- STATED PROBLEM: Reproduce each line that includes the word "HMRC".

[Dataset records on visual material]
** begin **

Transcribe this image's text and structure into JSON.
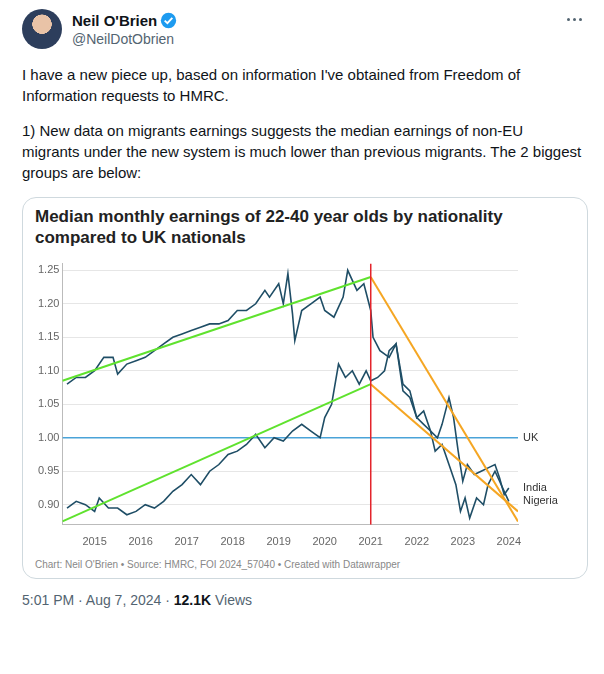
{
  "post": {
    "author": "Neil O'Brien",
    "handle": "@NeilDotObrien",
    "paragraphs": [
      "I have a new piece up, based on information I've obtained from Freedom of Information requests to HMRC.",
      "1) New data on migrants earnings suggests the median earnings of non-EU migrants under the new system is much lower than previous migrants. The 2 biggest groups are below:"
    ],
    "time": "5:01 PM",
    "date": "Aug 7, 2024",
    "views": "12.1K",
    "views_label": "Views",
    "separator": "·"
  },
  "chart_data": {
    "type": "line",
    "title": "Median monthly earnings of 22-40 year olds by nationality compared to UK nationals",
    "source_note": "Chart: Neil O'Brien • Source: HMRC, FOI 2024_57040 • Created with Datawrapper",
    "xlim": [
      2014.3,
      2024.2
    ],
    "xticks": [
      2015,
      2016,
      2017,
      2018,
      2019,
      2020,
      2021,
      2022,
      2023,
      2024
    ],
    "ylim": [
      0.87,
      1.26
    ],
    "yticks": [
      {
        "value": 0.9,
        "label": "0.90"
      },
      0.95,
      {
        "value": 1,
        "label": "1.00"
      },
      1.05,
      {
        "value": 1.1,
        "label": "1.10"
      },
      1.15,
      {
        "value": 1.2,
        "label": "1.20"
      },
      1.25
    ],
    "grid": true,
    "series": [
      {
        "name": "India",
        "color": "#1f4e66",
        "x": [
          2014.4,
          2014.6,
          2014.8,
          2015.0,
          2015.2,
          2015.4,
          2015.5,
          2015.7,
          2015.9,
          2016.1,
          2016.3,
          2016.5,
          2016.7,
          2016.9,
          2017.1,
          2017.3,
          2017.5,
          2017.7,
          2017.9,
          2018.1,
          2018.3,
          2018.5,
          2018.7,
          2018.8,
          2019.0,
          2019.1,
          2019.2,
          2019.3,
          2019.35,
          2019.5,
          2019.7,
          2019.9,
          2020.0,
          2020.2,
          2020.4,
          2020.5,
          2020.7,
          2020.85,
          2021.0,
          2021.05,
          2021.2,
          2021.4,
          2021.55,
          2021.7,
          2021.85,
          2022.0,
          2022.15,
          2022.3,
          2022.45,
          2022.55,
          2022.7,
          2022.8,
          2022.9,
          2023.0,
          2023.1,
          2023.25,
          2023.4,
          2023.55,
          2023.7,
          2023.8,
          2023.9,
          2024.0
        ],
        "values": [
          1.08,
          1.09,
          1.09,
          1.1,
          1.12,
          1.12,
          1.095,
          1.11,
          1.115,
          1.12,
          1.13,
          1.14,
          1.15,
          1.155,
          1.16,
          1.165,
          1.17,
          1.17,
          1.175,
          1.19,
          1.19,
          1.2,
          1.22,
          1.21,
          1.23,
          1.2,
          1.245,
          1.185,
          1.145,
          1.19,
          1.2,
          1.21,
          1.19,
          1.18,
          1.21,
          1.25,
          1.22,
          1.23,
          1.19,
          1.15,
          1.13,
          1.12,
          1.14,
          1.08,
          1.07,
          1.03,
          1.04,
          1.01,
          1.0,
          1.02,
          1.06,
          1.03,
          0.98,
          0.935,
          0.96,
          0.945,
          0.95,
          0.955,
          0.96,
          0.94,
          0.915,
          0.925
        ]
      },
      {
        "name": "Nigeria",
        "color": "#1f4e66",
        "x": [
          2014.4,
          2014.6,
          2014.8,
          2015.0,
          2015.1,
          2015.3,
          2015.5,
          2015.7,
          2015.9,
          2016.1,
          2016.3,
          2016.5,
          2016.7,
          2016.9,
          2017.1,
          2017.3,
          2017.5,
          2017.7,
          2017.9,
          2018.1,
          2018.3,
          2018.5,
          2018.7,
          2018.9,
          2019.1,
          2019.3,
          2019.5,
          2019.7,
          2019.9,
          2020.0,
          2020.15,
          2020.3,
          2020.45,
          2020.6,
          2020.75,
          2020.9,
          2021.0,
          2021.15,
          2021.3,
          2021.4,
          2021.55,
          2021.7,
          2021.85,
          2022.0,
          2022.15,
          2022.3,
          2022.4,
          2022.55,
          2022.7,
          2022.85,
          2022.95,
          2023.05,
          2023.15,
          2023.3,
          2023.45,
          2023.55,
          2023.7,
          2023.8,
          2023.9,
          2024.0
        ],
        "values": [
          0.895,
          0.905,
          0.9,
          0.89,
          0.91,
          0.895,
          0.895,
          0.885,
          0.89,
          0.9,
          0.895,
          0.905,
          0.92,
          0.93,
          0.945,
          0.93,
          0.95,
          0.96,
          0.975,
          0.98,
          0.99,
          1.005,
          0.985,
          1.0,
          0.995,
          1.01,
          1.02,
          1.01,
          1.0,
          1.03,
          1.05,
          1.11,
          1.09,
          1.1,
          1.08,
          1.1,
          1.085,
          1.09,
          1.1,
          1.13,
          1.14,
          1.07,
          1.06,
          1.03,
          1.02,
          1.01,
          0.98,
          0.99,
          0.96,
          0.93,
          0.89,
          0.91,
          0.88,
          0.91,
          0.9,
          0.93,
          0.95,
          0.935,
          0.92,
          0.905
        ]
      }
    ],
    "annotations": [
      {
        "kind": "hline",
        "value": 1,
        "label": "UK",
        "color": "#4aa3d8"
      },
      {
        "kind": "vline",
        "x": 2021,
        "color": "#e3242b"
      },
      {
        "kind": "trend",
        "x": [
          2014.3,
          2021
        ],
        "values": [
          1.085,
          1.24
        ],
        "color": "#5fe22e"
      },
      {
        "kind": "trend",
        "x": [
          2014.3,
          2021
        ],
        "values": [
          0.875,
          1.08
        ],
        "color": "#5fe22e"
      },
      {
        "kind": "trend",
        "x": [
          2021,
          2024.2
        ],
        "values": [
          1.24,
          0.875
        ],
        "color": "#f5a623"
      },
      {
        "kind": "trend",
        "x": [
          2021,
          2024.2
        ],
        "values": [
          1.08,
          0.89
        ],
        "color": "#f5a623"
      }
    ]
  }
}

** end **

- FINAL RESULT:
      "I have a new piece up, based on information I've obtained from Freedom of Information requests to HMRC.",
    "source_note": "Chart: Neil O'Brien • Source: HMRC, FOI 2024_57040 • Created with Datawrapper",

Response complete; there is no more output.